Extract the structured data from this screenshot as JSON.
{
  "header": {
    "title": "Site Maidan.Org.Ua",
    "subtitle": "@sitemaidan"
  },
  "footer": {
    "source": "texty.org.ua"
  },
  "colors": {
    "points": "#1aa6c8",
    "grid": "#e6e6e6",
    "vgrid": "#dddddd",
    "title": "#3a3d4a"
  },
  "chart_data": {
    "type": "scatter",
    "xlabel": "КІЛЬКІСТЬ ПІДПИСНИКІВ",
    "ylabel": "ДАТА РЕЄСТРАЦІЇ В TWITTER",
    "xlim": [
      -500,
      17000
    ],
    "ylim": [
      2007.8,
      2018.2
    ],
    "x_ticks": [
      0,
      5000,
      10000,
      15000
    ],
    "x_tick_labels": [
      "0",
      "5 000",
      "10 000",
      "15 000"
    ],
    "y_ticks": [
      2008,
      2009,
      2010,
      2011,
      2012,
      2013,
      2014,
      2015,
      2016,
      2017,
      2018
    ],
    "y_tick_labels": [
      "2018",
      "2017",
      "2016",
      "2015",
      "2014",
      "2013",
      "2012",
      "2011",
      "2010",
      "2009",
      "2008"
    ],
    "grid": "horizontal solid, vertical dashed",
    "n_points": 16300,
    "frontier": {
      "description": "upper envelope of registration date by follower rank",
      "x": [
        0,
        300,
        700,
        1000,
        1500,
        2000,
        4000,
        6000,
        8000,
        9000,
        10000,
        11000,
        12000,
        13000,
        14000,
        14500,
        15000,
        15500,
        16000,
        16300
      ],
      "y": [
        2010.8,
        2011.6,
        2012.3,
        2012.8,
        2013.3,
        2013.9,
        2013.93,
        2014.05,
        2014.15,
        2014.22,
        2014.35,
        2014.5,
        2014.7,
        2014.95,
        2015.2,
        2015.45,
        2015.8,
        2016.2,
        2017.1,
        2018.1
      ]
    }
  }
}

______________________________

EXERCISE: All of the lines above need to be given again exactly.

TASK OUTPUT:
Extract the structured data from this screenshot as JSON.
{
  "header": {
    "title": "Site Maidan.Org.Ua",
    "subtitle": "@sitemaidan"
  },
  "footer": {
    "source": "texty.org.ua"
  },
  "colors": {
    "points": "#1aa6c8",
    "grid": "#e6e6e6",
    "vgrid": "#dddddd",
    "title": "#3a3d4a"
  },
  "chart_data": {
    "type": "scatter",
    "xlabel": "КІЛЬКІСТЬ ПІДПИСНИКІВ",
    "ylabel": "ДАТА РЕЄСТРАЦІЇ В TWITTER",
    "xlim": [
      -500,
      17000
    ],
    "ylim": [
      2007.8,
      2018.2
    ],
    "x_ticks": [
      0,
      5000,
      10000,
      15000
    ],
    "x_tick_labels": [
      "0",
      "5 000",
      "10 000",
      "15 000"
    ],
    "y_ticks": [
      2008,
      2009,
      2010,
      2011,
      2012,
      2013,
      2014,
      2015,
      2016,
      2017,
      2018
    ],
    "y_tick_labels": [
      "2018",
      "2017",
      "2016",
      "2015",
      "2014",
      "2013",
      "2012",
      "2011",
      "2010",
      "2009",
      "2008"
    ],
    "grid": "horizontal solid, vertical dashed",
    "n_points": 16300,
    "frontier": {
      "description": "upper envelope of registration date by follower rank",
      "x": [
        0,
        300,
        700,
        1000,
        1500,
        2000,
        4000,
        6000,
        8000,
        9000,
        10000,
        11000,
        12000,
        13000,
        14000,
        14500,
        15000,
        15500,
        16000,
        16300
      ],
      "y": [
        2010.8,
        2011.6,
        2012.3,
        2012.8,
        2013.3,
        2013.9,
        2013.93,
        2014.05,
        2014.15,
        2014.22,
        2014.35,
        2014.5,
        2014.7,
        2014.95,
        2015.2,
        2015.45,
        2015.8,
        2016.2,
        2017.1,
        2018.1
      ]
    }
  }
}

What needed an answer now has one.